EXERCISE DETAILS = Please say how many lines of the listing hold "would", with no other words in the answer.
>> BEGIN
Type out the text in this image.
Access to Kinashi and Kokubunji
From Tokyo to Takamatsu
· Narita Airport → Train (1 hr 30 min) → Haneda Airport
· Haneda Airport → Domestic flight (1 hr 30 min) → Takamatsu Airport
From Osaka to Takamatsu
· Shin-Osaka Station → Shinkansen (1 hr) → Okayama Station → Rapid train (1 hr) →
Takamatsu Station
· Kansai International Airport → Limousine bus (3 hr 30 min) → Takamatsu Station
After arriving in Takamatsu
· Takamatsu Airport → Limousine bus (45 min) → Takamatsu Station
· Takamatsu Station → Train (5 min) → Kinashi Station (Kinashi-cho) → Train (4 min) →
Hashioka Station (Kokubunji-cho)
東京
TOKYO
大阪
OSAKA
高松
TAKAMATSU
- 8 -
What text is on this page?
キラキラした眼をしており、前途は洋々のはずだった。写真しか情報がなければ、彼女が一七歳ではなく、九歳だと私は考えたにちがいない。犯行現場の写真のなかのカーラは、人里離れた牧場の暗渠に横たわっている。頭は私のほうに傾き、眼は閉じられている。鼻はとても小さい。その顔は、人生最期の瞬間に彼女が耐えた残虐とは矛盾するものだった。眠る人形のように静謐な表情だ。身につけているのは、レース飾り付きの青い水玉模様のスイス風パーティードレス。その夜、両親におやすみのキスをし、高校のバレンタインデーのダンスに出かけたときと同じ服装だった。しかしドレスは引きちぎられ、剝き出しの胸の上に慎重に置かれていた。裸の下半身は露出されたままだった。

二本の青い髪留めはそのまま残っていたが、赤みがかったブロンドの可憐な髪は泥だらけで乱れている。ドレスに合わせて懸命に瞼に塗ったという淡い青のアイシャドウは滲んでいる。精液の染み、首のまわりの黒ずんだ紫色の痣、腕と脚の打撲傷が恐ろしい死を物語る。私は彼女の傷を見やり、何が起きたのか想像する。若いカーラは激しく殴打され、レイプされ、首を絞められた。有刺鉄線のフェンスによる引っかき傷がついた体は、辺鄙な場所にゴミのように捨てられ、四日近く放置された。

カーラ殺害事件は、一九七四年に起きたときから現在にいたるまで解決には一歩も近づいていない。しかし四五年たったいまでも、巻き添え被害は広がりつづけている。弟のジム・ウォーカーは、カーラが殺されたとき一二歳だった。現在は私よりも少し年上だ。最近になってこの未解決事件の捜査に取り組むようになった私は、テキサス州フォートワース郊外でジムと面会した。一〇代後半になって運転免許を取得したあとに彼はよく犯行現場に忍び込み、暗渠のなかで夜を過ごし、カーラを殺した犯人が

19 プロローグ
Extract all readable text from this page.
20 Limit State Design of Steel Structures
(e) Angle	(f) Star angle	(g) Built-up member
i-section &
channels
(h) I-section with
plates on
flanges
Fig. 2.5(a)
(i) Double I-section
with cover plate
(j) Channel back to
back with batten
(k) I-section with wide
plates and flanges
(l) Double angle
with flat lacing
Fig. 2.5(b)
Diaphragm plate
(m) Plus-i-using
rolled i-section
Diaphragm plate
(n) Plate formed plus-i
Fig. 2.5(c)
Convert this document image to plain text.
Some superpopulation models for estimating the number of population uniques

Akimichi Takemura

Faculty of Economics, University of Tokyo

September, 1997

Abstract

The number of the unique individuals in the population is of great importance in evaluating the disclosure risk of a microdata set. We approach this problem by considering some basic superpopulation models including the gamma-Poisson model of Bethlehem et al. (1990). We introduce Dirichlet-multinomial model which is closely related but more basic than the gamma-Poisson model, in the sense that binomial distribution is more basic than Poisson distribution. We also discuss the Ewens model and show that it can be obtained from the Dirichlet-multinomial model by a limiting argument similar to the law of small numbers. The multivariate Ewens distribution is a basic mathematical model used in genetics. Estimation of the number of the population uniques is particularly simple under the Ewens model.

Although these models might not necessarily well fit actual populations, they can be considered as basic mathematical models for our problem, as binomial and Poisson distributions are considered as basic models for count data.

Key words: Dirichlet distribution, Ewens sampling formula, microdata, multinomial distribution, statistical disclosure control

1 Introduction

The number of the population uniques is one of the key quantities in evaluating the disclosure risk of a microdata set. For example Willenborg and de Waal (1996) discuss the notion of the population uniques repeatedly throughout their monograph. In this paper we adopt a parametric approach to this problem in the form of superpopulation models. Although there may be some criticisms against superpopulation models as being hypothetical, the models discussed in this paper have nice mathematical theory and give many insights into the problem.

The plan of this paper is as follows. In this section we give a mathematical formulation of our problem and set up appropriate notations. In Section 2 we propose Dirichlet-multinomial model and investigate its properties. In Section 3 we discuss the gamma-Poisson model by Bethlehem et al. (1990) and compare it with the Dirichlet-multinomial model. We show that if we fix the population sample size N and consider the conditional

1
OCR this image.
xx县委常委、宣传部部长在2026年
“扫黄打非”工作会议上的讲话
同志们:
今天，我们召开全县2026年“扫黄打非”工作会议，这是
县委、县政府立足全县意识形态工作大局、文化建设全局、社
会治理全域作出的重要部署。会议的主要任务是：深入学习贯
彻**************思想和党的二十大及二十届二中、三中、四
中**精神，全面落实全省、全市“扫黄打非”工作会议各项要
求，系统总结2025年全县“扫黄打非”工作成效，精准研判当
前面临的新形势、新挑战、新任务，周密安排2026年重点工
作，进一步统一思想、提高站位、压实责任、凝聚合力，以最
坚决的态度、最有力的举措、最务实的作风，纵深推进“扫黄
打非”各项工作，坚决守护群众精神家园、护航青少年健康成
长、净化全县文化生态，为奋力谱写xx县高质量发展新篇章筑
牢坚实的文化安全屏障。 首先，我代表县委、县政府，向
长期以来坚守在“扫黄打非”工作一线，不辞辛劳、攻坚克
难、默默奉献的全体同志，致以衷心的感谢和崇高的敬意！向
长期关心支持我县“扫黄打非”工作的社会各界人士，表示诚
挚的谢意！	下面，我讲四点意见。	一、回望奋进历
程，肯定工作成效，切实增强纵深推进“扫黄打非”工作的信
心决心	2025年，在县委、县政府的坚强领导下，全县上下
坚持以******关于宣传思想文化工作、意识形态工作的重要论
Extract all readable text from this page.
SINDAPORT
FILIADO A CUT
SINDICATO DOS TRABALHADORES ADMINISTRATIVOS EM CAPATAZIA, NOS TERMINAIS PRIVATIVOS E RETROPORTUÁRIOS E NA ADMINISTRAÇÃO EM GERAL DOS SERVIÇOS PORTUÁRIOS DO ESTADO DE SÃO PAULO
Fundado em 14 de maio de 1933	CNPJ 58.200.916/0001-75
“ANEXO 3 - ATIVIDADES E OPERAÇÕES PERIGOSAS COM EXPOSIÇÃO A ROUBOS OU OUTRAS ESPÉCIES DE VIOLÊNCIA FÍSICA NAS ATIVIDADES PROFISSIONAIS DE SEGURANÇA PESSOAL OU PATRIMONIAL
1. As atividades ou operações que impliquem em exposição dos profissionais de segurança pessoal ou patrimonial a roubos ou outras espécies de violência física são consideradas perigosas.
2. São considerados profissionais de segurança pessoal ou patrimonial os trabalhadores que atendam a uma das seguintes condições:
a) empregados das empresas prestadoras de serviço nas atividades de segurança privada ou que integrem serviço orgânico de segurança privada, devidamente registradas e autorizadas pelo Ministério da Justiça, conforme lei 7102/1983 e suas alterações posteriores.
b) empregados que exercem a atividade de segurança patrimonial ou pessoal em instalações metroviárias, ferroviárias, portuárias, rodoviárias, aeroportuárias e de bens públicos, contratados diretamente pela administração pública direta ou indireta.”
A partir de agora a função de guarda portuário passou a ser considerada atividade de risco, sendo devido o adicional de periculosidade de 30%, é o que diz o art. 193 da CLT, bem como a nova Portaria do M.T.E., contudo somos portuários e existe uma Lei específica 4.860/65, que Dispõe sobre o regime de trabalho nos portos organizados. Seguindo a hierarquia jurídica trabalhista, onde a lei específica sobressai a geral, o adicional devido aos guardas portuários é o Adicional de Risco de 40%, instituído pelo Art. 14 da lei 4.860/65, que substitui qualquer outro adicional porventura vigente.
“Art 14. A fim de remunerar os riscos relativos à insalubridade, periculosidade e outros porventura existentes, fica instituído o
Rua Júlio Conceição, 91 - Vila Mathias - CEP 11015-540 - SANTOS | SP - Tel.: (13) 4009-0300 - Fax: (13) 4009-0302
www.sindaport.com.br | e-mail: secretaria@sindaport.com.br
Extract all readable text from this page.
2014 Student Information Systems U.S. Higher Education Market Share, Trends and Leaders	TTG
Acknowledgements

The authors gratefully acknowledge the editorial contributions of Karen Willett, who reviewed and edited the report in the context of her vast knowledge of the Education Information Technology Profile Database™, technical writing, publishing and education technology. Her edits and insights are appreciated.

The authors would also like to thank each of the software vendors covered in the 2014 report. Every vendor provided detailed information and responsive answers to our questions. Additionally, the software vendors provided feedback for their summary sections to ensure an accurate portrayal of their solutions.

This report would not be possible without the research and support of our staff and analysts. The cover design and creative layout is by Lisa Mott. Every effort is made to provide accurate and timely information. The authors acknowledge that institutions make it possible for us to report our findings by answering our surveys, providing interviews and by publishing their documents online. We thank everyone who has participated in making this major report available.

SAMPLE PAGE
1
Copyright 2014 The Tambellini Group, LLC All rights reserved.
>> END
ANSWER TO THE PROBLEM = 2